◆ The request
Gather every line from the items below that contains the string "core".

◆ Dataset items
------------
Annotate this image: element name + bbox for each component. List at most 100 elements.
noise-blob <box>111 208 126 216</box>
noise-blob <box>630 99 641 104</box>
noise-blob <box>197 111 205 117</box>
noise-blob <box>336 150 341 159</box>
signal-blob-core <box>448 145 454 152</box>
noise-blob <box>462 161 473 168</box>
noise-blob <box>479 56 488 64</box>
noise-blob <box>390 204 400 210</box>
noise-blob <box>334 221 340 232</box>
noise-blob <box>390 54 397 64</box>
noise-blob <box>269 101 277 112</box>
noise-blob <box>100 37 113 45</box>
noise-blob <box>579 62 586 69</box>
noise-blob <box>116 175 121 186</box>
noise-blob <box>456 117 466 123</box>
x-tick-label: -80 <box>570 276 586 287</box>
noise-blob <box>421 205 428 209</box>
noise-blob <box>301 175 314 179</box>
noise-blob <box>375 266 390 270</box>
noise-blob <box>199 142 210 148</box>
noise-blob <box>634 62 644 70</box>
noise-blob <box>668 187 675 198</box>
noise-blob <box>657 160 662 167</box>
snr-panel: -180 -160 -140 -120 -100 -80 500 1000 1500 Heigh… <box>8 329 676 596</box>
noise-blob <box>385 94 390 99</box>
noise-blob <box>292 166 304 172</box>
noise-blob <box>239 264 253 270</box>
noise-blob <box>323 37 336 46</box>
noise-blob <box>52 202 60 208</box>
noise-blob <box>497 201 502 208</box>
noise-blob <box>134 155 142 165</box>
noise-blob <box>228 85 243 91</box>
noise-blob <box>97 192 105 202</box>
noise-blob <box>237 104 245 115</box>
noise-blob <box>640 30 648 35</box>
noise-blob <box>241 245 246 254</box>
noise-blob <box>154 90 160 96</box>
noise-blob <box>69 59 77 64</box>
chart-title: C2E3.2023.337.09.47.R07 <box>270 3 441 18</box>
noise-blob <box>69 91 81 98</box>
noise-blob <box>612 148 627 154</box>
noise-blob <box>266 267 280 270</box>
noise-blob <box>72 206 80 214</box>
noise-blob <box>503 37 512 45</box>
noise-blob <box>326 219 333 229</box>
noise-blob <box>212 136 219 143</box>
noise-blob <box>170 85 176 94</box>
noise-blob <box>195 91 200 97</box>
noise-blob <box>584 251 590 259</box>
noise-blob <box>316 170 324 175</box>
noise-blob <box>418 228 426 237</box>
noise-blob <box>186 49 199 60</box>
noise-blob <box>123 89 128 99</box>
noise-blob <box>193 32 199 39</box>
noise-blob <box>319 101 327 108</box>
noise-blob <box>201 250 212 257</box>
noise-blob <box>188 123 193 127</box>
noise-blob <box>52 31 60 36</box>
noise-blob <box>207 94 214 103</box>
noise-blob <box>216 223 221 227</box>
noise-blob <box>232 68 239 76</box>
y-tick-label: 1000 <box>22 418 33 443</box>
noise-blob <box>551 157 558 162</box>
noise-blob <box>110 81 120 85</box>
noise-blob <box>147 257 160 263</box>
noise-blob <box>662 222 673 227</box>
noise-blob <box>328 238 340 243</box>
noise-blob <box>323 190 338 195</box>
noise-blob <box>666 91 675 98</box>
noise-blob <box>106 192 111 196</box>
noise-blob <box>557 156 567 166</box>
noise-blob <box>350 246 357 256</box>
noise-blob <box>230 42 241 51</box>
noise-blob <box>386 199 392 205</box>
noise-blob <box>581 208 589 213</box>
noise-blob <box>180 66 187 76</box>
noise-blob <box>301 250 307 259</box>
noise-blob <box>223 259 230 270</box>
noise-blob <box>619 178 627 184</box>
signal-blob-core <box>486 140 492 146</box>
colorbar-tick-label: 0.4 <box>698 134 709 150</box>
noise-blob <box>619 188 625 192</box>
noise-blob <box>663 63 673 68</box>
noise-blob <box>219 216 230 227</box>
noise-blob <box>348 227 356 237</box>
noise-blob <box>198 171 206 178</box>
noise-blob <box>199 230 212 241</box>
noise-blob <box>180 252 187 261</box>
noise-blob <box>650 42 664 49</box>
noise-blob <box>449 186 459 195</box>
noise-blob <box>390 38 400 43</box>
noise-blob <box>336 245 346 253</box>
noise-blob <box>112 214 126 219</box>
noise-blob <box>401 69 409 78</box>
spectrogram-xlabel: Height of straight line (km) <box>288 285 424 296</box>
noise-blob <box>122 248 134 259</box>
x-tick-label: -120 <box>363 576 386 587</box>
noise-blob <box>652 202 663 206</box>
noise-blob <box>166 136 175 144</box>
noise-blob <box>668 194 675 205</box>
------------
◆ Right answer
signal-blob-core <box>448 145 454 152</box>
signal-blob-core <box>486 140 492 146</box>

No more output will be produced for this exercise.